> _What needs to be done_
Every line that contains the word "социальной" should be copied out.

> _Entries_
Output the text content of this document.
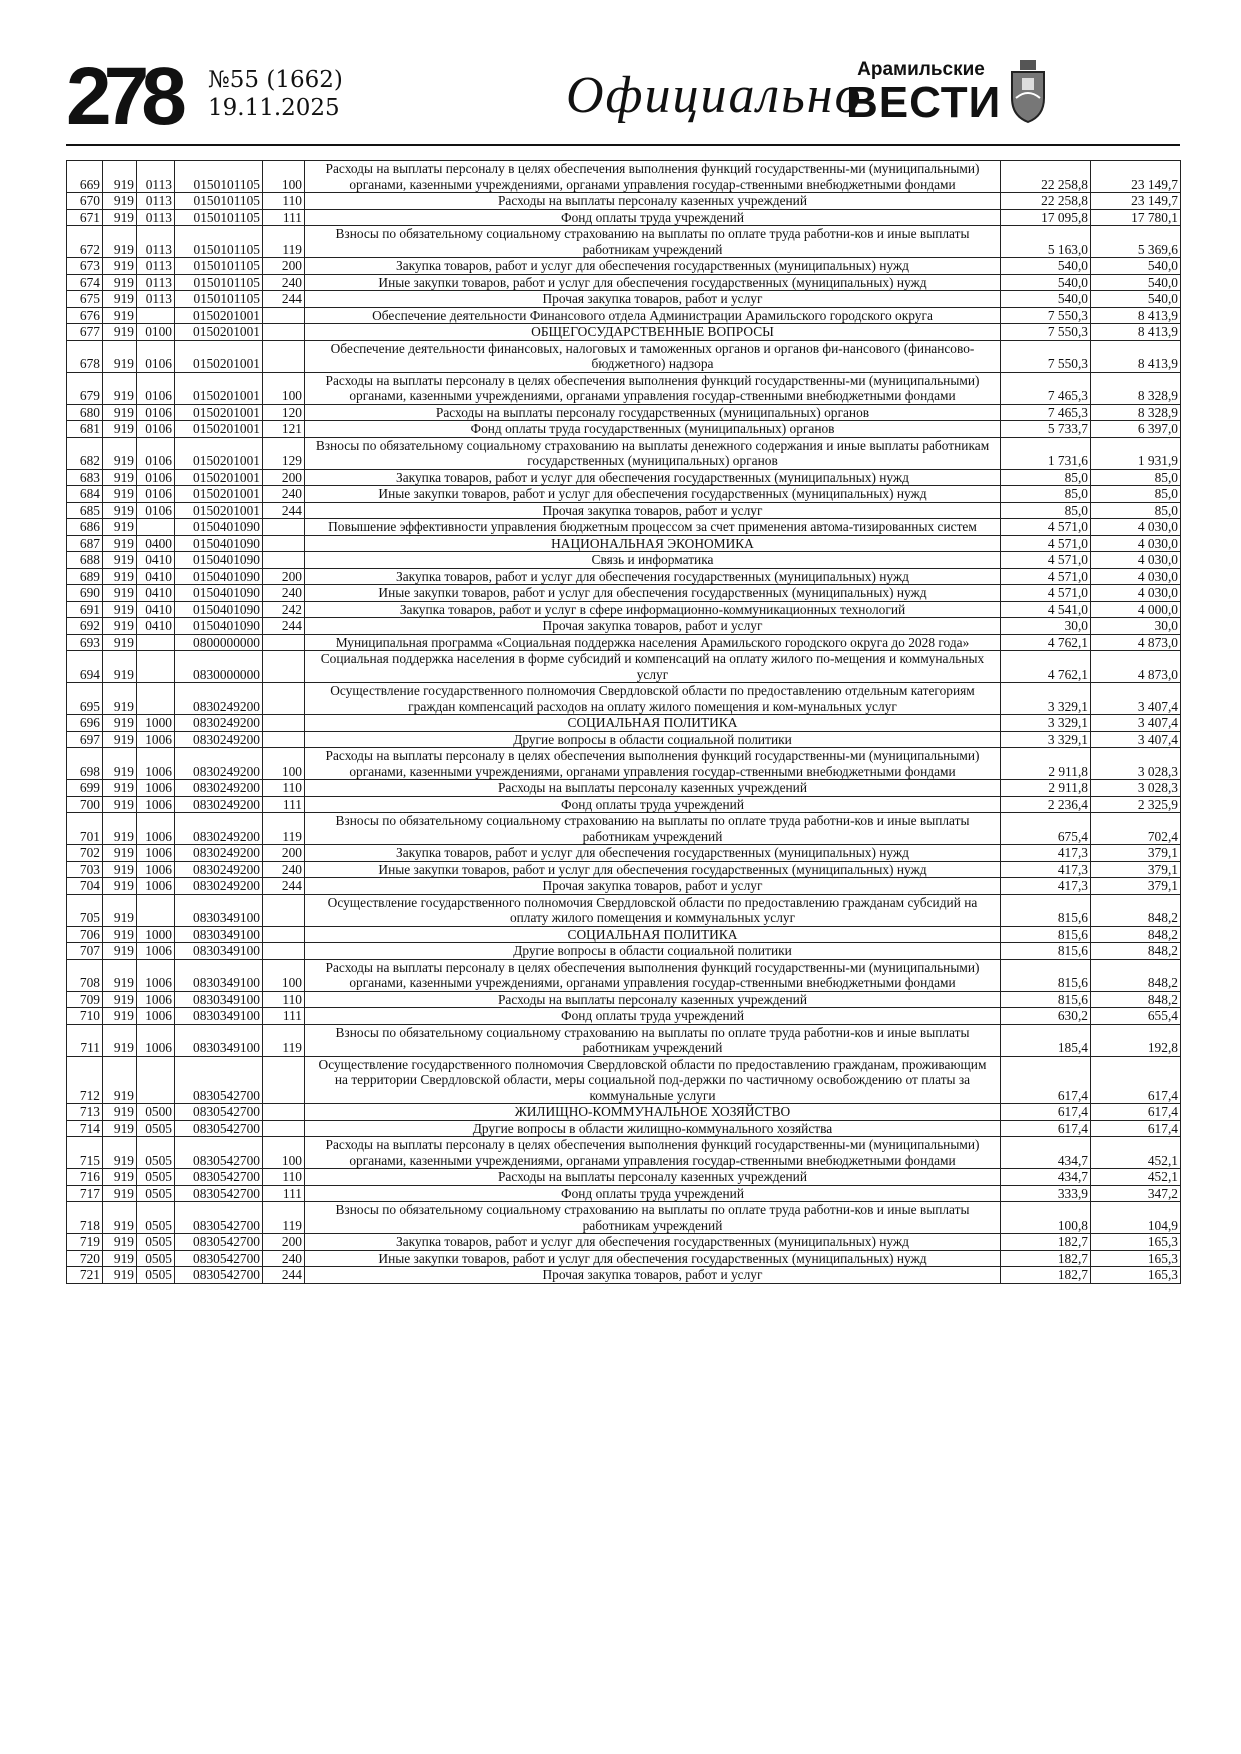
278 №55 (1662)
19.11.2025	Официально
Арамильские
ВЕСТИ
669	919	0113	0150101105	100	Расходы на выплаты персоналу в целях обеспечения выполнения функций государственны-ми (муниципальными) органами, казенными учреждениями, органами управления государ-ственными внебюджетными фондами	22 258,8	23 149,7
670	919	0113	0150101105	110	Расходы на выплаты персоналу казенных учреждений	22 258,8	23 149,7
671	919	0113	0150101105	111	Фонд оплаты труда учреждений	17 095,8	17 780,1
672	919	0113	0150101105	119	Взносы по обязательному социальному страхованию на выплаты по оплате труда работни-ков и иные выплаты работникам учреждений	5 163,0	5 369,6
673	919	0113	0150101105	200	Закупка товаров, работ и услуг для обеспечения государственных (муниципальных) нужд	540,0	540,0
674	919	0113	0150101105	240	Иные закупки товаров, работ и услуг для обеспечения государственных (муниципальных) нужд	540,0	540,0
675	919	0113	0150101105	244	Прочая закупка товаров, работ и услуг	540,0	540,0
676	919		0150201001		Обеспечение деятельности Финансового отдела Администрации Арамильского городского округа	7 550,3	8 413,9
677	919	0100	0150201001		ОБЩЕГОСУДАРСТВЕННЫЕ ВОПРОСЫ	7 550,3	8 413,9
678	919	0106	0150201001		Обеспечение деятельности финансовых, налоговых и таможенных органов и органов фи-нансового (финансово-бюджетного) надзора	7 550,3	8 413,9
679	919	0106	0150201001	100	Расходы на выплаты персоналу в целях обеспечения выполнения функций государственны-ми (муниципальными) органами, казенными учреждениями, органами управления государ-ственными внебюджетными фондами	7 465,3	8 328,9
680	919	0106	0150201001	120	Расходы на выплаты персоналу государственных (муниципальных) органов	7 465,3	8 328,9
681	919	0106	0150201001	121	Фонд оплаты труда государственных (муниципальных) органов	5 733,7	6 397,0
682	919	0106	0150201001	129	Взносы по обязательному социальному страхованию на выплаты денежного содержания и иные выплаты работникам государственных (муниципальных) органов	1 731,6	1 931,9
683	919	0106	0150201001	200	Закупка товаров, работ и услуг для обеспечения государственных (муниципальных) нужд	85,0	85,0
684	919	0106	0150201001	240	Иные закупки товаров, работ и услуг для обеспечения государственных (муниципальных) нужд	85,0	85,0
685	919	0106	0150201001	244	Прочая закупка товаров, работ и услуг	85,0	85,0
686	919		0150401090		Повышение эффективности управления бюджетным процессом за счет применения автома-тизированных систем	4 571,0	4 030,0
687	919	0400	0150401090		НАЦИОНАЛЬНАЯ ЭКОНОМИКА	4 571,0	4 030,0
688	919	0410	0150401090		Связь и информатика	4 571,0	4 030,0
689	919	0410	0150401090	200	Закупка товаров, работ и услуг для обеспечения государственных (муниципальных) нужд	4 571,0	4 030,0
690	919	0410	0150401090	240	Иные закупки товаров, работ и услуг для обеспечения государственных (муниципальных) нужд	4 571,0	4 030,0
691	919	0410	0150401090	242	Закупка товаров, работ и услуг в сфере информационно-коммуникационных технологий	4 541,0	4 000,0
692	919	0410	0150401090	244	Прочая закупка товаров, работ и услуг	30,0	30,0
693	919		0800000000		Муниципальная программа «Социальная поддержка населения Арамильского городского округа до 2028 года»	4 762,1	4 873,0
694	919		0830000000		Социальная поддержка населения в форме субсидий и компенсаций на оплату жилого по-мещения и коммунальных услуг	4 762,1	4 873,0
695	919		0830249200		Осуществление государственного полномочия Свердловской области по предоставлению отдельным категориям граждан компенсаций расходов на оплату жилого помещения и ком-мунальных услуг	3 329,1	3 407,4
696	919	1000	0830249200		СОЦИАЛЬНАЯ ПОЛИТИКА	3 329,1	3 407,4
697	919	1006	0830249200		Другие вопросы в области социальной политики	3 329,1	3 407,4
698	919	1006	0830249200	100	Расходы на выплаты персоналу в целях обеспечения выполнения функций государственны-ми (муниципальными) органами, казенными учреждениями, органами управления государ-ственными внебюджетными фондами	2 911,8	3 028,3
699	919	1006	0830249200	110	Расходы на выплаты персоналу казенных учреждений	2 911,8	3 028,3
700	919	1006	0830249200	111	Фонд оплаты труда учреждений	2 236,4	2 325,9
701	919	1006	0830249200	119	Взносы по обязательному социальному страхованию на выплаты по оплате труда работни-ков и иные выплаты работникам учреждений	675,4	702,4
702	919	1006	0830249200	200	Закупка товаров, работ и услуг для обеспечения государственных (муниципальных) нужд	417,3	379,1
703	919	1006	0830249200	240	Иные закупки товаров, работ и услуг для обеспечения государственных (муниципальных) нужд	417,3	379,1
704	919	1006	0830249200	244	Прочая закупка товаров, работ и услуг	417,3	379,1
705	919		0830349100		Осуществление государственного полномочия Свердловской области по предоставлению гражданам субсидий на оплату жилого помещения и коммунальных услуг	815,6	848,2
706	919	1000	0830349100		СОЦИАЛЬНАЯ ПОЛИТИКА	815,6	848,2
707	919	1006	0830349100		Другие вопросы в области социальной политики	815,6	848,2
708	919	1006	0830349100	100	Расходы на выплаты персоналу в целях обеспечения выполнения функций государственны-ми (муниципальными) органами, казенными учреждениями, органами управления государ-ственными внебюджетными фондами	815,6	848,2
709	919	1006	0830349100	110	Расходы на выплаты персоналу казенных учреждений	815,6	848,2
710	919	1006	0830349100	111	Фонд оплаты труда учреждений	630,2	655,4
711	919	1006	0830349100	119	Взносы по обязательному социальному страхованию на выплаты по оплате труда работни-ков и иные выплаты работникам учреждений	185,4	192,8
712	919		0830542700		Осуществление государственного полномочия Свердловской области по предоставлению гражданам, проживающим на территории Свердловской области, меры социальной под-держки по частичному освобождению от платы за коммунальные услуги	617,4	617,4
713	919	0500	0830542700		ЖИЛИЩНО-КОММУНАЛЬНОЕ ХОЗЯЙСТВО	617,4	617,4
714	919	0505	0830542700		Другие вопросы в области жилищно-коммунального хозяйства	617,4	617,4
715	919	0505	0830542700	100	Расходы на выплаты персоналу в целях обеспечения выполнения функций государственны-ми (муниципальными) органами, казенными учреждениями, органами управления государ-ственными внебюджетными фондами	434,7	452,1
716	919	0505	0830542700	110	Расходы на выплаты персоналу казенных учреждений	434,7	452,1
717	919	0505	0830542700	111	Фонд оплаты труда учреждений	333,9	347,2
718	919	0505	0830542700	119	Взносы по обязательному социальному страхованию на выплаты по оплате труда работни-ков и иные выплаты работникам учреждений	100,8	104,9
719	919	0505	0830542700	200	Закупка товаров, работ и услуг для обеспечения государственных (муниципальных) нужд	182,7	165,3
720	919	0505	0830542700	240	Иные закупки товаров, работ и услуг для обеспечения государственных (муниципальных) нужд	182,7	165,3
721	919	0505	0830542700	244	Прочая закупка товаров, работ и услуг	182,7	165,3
* * *
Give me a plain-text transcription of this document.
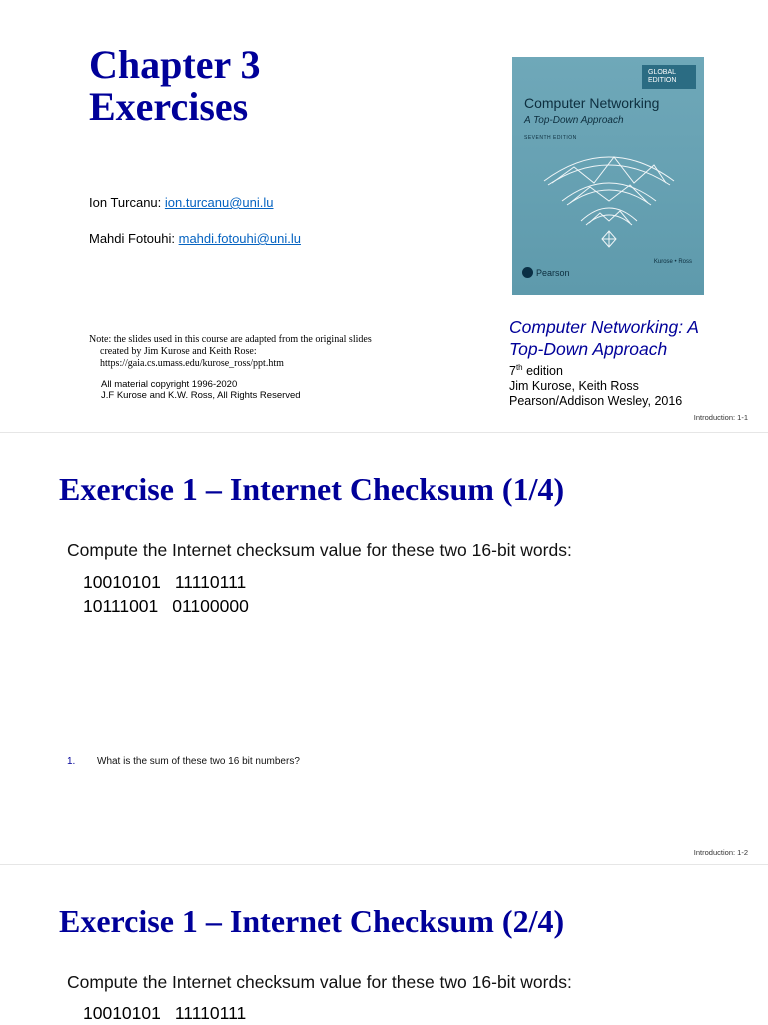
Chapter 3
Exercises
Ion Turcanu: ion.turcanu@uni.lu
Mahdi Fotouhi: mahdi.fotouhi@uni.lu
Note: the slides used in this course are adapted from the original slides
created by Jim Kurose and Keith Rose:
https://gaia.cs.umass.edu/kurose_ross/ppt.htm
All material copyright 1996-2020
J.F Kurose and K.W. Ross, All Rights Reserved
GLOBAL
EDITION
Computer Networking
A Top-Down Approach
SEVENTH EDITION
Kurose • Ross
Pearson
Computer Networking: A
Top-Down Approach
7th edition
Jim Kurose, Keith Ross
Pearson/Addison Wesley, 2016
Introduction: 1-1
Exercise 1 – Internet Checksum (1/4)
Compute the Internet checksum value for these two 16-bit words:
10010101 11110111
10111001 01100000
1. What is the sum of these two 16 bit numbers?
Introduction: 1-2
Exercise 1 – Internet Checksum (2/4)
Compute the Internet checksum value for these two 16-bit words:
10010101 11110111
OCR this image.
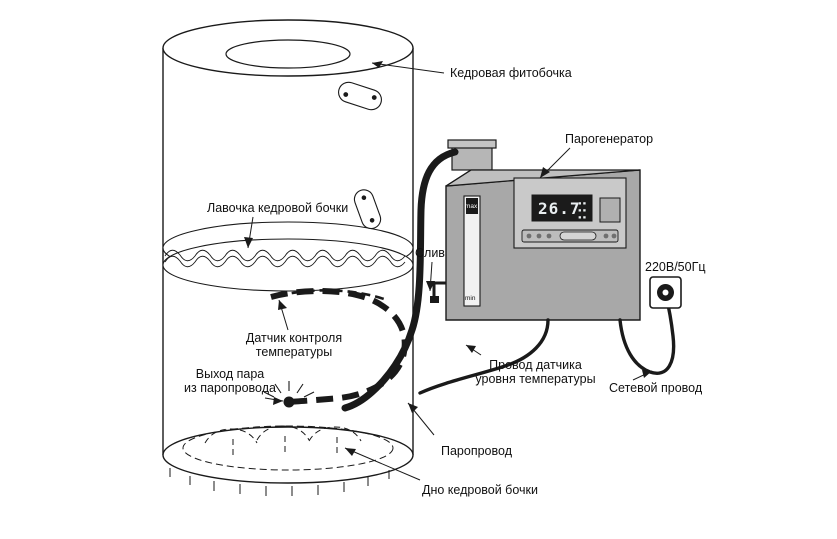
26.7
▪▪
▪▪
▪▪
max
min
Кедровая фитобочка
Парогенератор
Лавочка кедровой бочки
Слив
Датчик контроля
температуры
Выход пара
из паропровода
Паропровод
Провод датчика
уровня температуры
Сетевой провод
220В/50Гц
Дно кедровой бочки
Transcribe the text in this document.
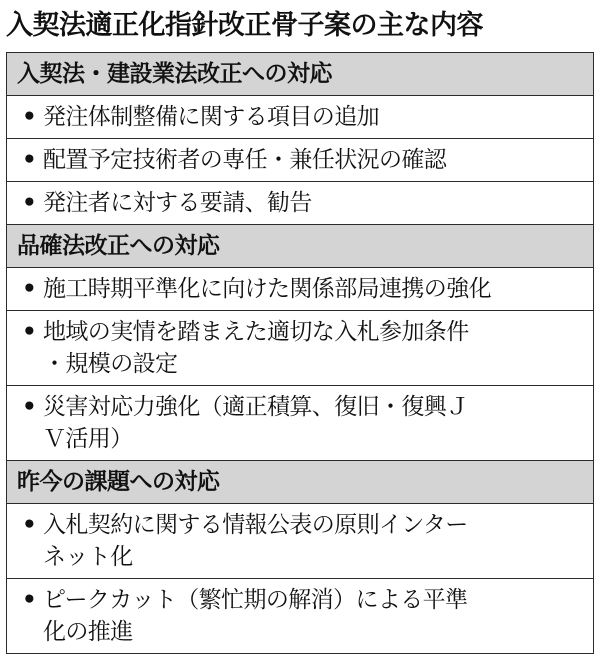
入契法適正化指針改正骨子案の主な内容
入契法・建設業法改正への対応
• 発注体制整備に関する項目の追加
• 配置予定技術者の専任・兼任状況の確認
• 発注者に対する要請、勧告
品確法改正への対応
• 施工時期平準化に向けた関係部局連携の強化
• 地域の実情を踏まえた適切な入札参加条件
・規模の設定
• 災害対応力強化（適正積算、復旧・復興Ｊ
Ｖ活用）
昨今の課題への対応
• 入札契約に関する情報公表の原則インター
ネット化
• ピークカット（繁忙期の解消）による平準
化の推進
==
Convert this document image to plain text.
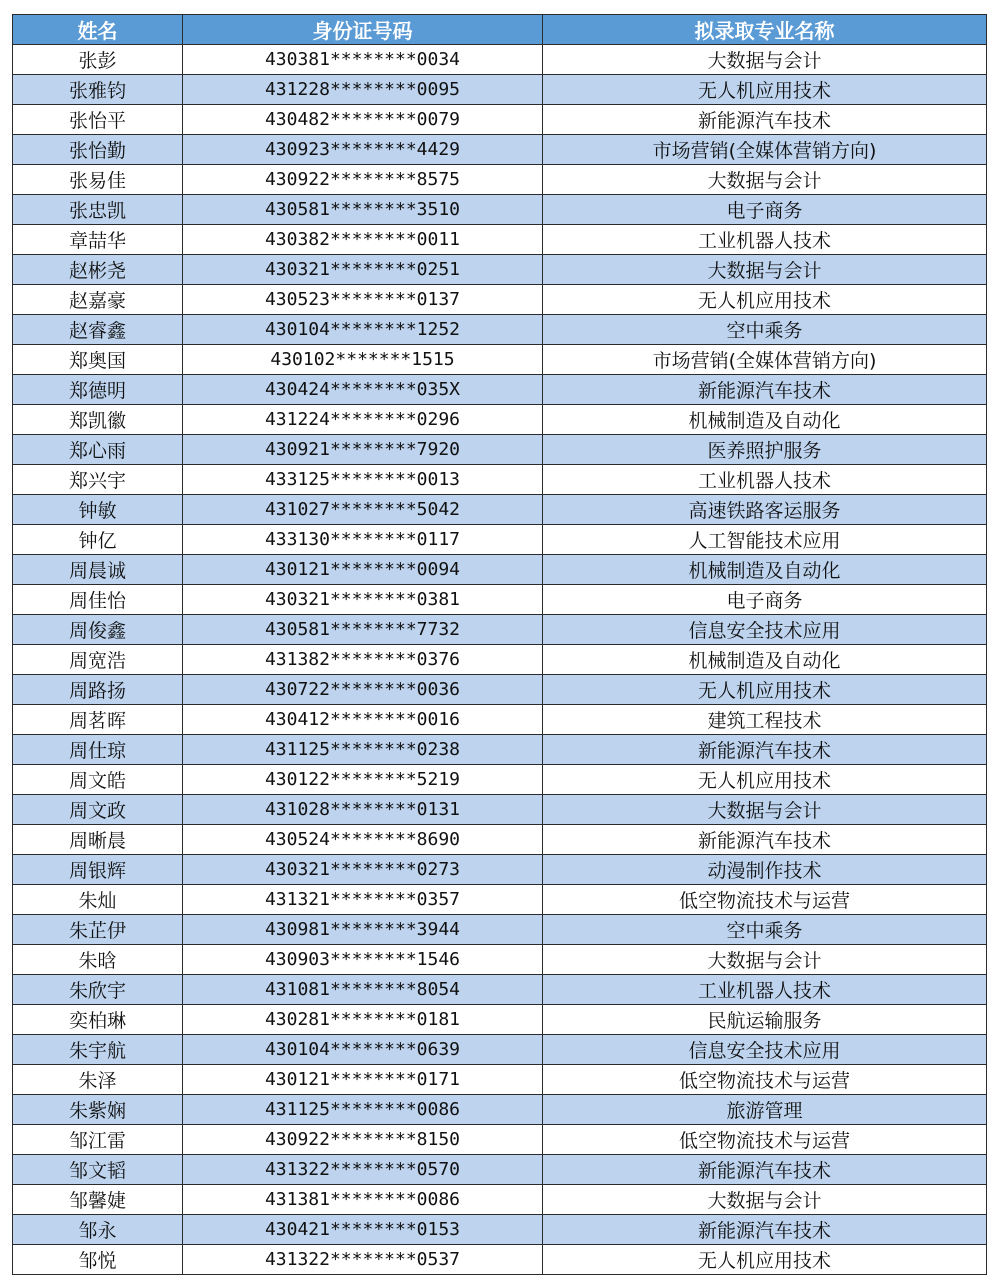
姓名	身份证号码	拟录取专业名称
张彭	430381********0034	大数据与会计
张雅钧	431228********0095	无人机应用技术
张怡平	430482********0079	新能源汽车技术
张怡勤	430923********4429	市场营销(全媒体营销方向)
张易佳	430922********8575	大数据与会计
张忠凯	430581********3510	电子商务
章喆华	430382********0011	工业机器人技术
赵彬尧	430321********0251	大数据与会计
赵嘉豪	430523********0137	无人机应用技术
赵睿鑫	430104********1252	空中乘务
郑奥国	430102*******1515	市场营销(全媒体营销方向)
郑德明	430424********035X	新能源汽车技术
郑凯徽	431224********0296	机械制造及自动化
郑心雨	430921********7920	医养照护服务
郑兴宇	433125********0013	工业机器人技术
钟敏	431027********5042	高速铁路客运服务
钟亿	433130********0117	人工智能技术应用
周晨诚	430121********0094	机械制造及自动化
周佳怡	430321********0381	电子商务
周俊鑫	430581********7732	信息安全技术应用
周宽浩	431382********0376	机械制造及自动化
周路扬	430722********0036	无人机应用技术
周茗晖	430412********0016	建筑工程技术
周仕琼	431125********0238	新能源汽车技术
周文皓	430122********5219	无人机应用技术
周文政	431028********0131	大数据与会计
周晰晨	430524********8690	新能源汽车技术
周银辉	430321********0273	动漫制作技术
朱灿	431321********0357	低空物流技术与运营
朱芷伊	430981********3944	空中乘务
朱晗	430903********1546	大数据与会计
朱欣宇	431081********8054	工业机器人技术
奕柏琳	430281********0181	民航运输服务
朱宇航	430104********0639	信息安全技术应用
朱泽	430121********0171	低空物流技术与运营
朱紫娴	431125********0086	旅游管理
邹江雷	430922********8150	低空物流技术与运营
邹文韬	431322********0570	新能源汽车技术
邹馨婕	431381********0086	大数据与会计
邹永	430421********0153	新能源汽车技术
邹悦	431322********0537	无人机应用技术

> _Answer to this problem_
697	919	1006	0830249200		Другие вопросы в области социальной политики	3 329,1	3 407,4
707	919	1006	0830349100		Другие вопросы в области социальной политики	815,6	848,2
712	919		0830542700		Осуществление государственного полномочия Свердловской области по предоставлению гражданам, проживающим на территории Свердловской области, меры социальной под-держки по частичному освобождению от платы за коммунальные услуги	617,4	617,4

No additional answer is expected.